TASK ITEM =>
Without including the pictures, copy out every line below.
:: MATERIAL SHOWN
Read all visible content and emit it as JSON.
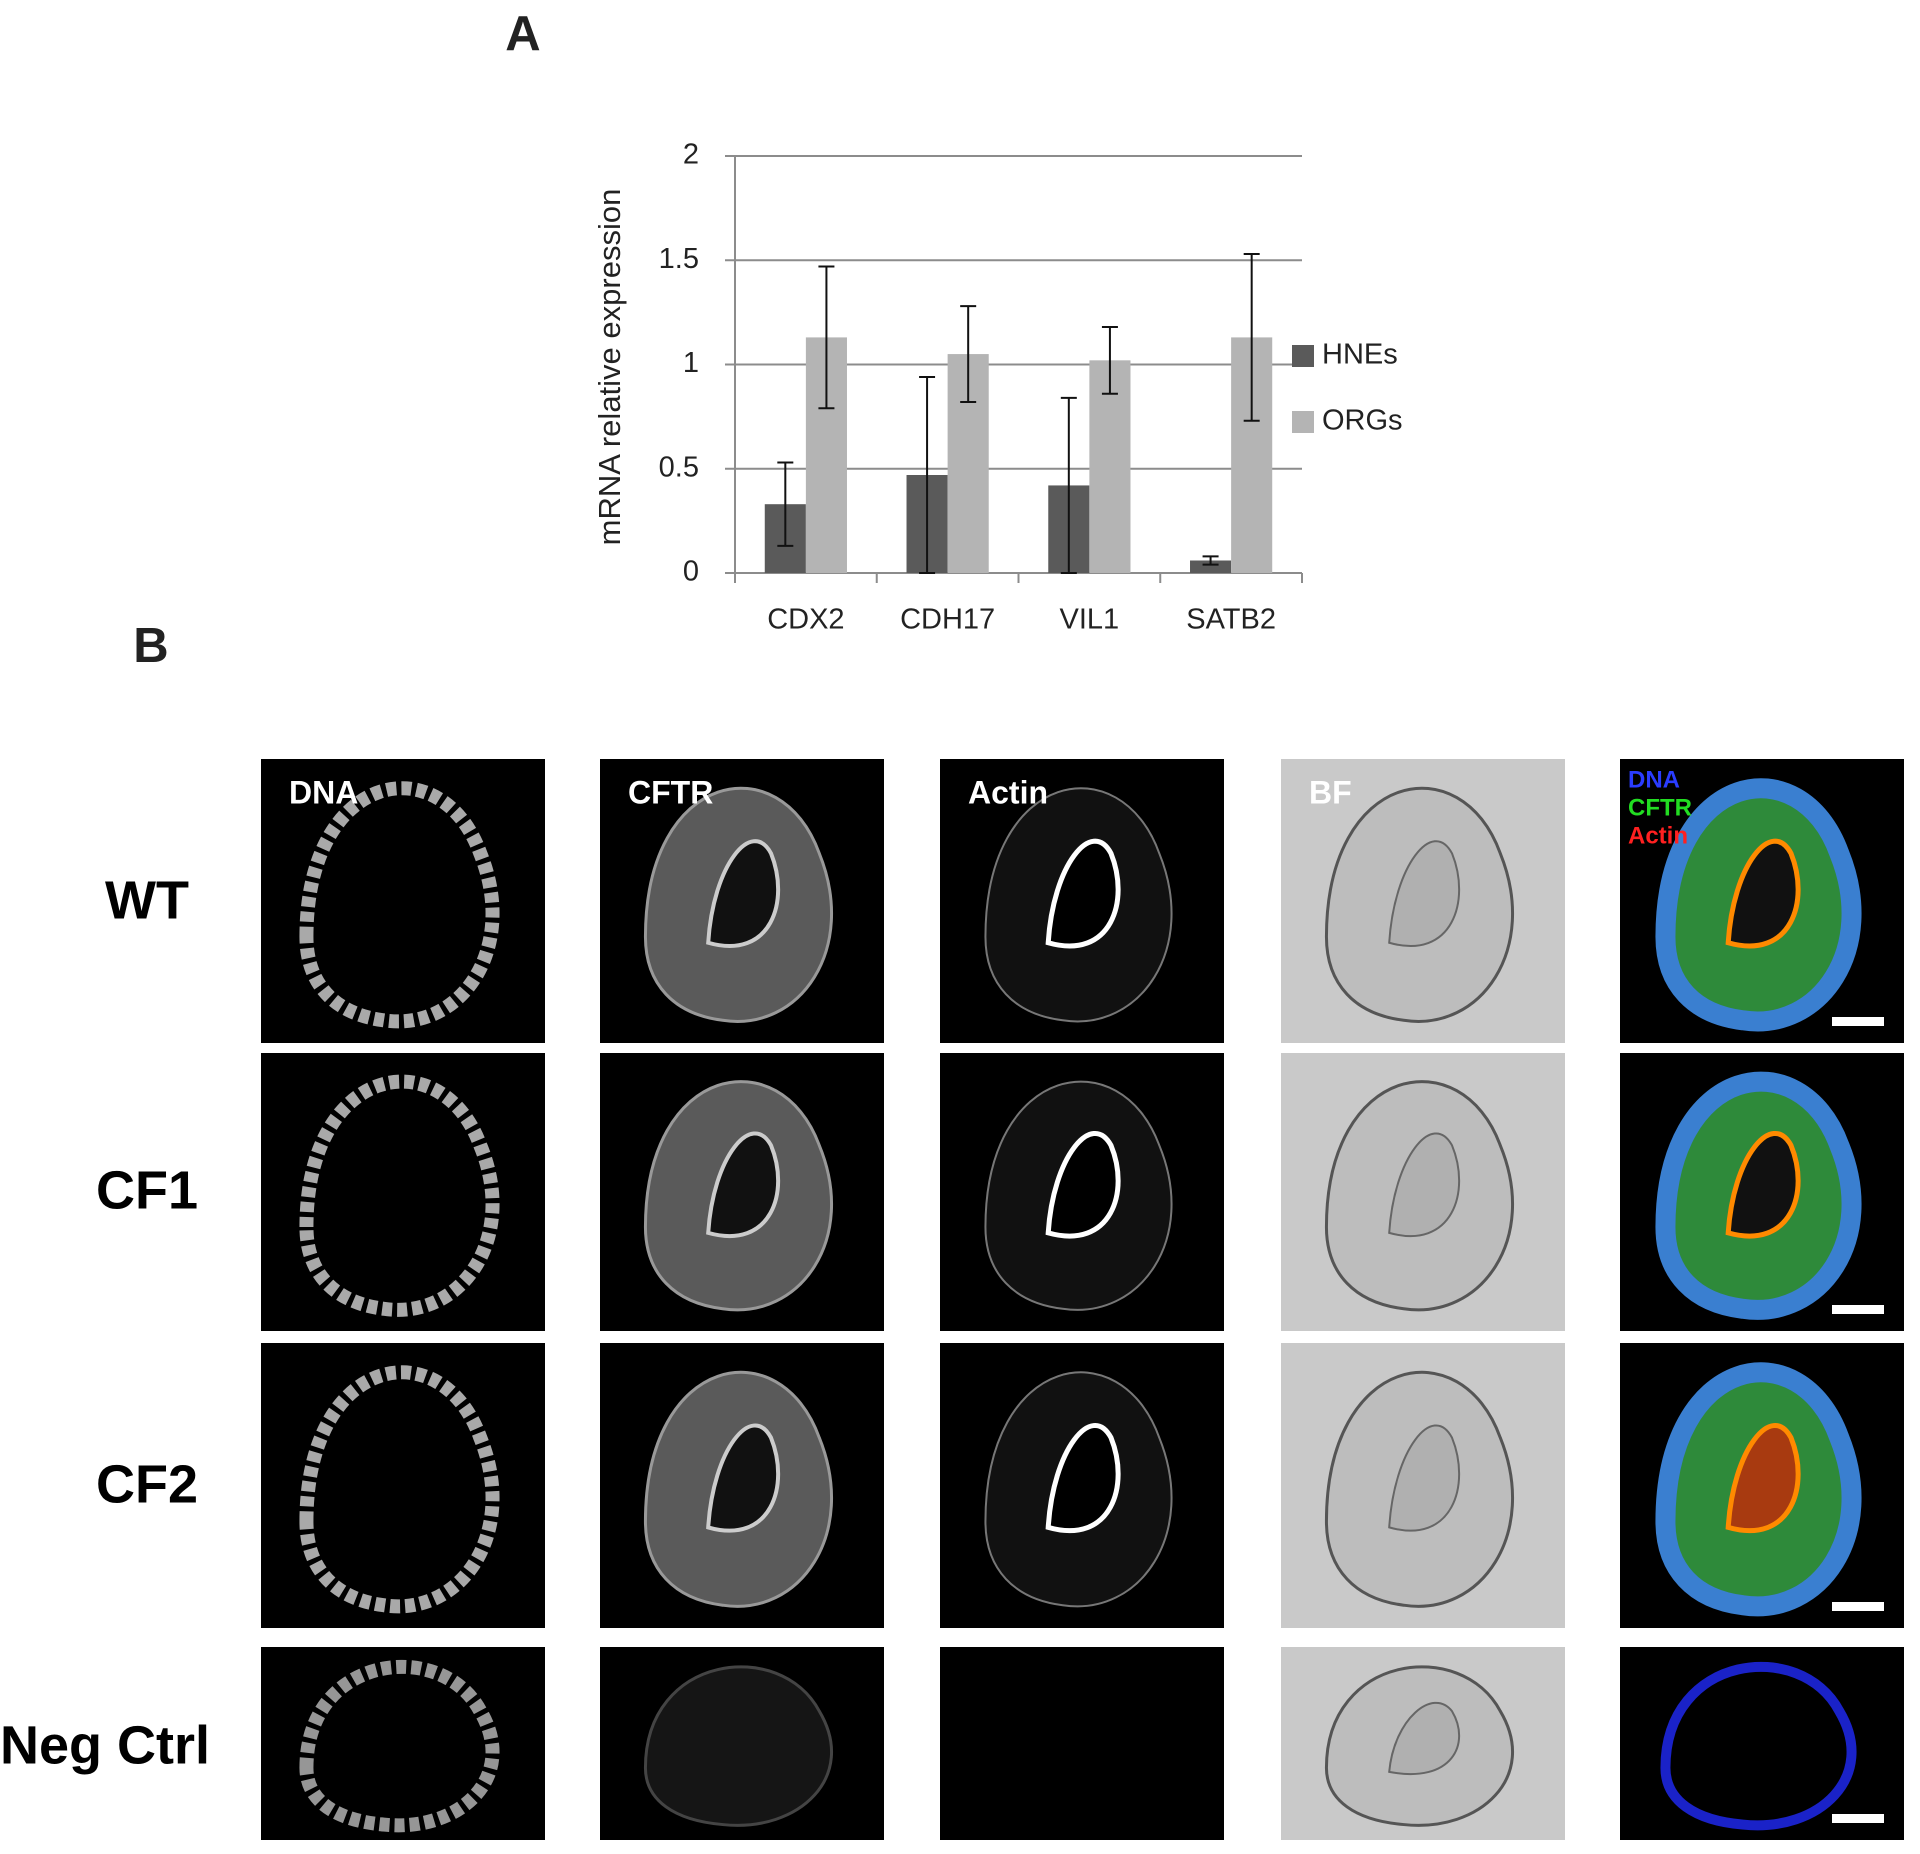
{
  "panel_labels": [
    "A",
    "B"
  ],
  "chart_data": {
    "type": "bar",
    "ylabel": "mRNA relative expression",
    "categories": [
      "CDX2",
      "CDH17",
      "VIL1",
      "SATB2"
    ],
    "series": [
      {
        "name": "HNEs",
        "color": "#5a5a5a",
        "values": [
          0.33,
          0.47,
          0.42,
          0.06
        ],
        "errors": [
          0.2,
          0.47,
          0.42,
          0.02
        ]
      },
      {
        "name": "ORGs",
        "color": "#b4b4b4",
        "values": [
          1.13,
          1.05,
          1.02,
          1.13
        ],
        "errors": [
          0.34,
          0.23,
          0.16,
          0.4
        ]
      }
    ],
    "ylim": [
      0,
      2
    ],
    "yticks": [
      0,
      0.5,
      1,
      1.5,
      2
    ],
    "grid": true,
    "legend": "right"
  },
  "micrograph_grid": {
    "rows": [
      "WT",
      "CF1",
      "CF2",
      "Neg Ctrl"
    ],
    "channels": [
      "DNA",
      "CFTR",
      "Actin",
      "BF"
    ],
    "merge_channels": [
      {
        "name": "DNA",
        "color": "#2a3cff"
      },
      {
        "name": "CFTR",
        "color": "#22dd22"
      },
      {
        "name": "Actin",
        "color": "#ff2020"
      }
    ]
  }
}
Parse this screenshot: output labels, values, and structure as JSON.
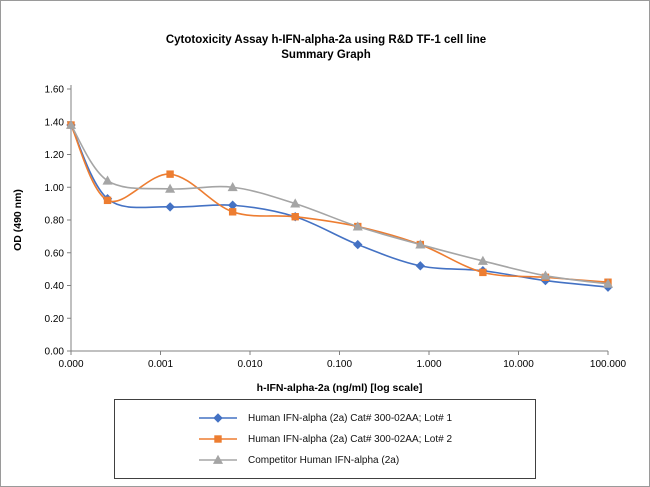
{
  "chart_data": {
    "type": "line",
    "title_line1": "Cytotoxicity Assay h-IFN-alpha-2a using R&D TF-1 cell line",
    "title_line2": "Summary Graph",
    "xlabel": "h-IFN-alpha-2a (ng/ml) [log scale]",
    "ylabel": "OD (490 nm)",
    "ylim": [
      0.0,
      1.6
    ],
    "ytick_step": 0.2,
    "y_tick_labels": [
      "0.00",
      "0.20",
      "0.40",
      "0.60",
      "0.80",
      "1.00",
      "1.20",
      "1.40",
      "1.60"
    ],
    "x_axis_min": 0.0001,
    "x_axis_max": 100,
    "x_tick_positions": [
      0.0001,
      0.001,
      0.01,
      0.1,
      1,
      10,
      100
    ],
    "x_tick_labels": [
      "0.000",
      "0.001",
      "0.010",
      "0.100",
      "1.000",
      "10.000",
      "100.000"
    ],
    "x_values": [
      0,
      0.000256,
      0.00128,
      0.0064,
      0.032,
      0.16,
      0.8,
      4,
      20,
      100
    ],
    "grid": "off",
    "legend_position": "bottom-boxed",
    "axis_color": "#808080",
    "series": [
      {
        "name": "Human IFN-alpha (2a) Cat# 300-02AA; Lot# 1",
        "color": "#4472C4",
        "marker": "diamond",
        "values": [
          1.38,
          0.93,
          0.88,
          0.89,
          0.82,
          0.65,
          0.52,
          0.49,
          0.43,
          0.39
        ]
      },
      {
        "name": "Human IFN-alpha (2a) Cat# 300-02AA; Lot# 2",
        "color": "#ED7D31",
        "marker": "square",
        "values": [
          1.38,
          0.92,
          1.08,
          0.85,
          0.82,
          0.76,
          0.65,
          0.48,
          0.45,
          0.42
        ]
      },
      {
        "name": "Competitor Human IFN-alpha (2a)",
        "color": "#A5A5A5",
        "marker": "triangle",
        "values": [
          1.38,
          1.04,
          0.99,
          1.0,
          0.9,
          0.76,
          0.65,
          0.55,
          0.46,
          0.41
        ]
      }
    ]
  }
}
::::
OUTPUT =>
Read all visible content and emit it as JSON.
{
  "panel_labels": [
    "A",
    "B"
  ],
  "chart_data": {
    "type": "bar",
    "ylabel": "mRNA relative expression",
    "categories": [
      "CDX2",
      "CDH17",
      "VIL1",
      "SATB2"
    ],
    "series": [
      {
        "name": "HNEs",
        "color": "#5a5a5a",
        "values": [
          0.33,
          0.47,
          0.42,
          0.06
        ],
        "errors": [
          0.2,
          0.47,
          0.42,
          0.02
        ]
      },
      {
        "name": "ORGs",
        "color": "#b4b4b4",
        "values": [
          1.13,
          1.05,
          1.02,
          1.13
        ],
        "errors": [
          0.34,
          0.23,
          0.16,
          0.4
        ]
      }
    ],
    "ylim": [
      0,
      2
    ],
    "yticks": [
      0,
      0.5,
      1,
      1.5,
      2
    ],
    "grid": true,
    "legend": "right"
  },
  "micrograph_grid": {
    "rows": [
      "WT",
      "CF1",
      "CF2",
      "Neg Ctrl"
    ],
    "channels": [
      "DNA",
      "CFTR",
      "Actin",
      "BF"
    ],
    "merge_channels": [
      {
        "name": "DNA",
        "color": "#2a3cff"
      },
      {
        "name": "CFTR",
        "color": "#22dd22"
      },
      {
        "name": "Actin",
        "color": "#ff2020"
      }
    ]
  }
}
Parse this screenshot: output labels, values, and structure as JSON.
{
  "chart_data": {
    "type": "line",
    "title_line1": "Cytotoxicity Assay h-IFN-alpha-2a using R&D TF-1 cell line",
    "title_line2": "Summary Graph",
    "xlabel": "h-IFN-alpha-2a (ng/ml) [log scale]",
    "ylabel": "OD (490 nm)",
    "ylim": [
      0.0,
      1.6
    ],
    "ytick_step": 0.2,
    "y_tick_labels": [
      "0.00",
      "0.20",
      "0.40",
      "0.60",
      "0.80",
      "1.00",
      "1.20",
      "1.40",
      "1.60"
    ],
    "x_axis_min": 0.0001,
    "x_axis_max": 100,
    "x_tick_positions": [
      0.0001,
      0.001,
      0.01,
      0.1,
      1,
      10,
      100
    ],
    "x_tick_labels": [
      "0.000",
      "0.001",
      "0.010",
      "0.100",
      "1.000",
      "10.000",
      "100.000"
    ],
    "x_values": [
      0,
      0.000256,
      0.00128,
      0.0064,
      0.032,
      0.16,
      0.8,
      4,
      20,
      100
    ],
    "grid": "off",
    "legend_position": "bottom-boxed",
    "axis_color": "#808080",
    "series": [
      {
        "name": "Human IFN-alpha (2a) Cat# 300-02AA; Lot# 1",
        "color": "#4472C4",
        "marker": "diamond",
        "values": [
          1.38,
          0.93,
          0.88,
          0.89,
          0.82,
          0.65,
          0.52,
          0.49,
          0.43,
          0.39
        ]
      },
      {
        "name": "Human IFN-alpha (2a) Cat# 300-02AA; Lot# 2",
        "color": "#ED7D31",
        "marker": "square",
        "values": [
          1.38,
          0.92,
          1.08,
          0.85,
          0.82,
          0.76,
          0.65,
          0.48,
          0.45,
          0.42
        ]
      },
      {
        "name": "Competitor Human IFN-alpha (2a)",
        "color": "#A5A5A5",
        "marker": "triangle",
        "values": [
          1.38,
          1.04,
          0.99,
          1.0,
          0.9,
          0.76,
          0.65,
          0.55,
          0.46,
          0.41
        ]
      }
    ]
  }
}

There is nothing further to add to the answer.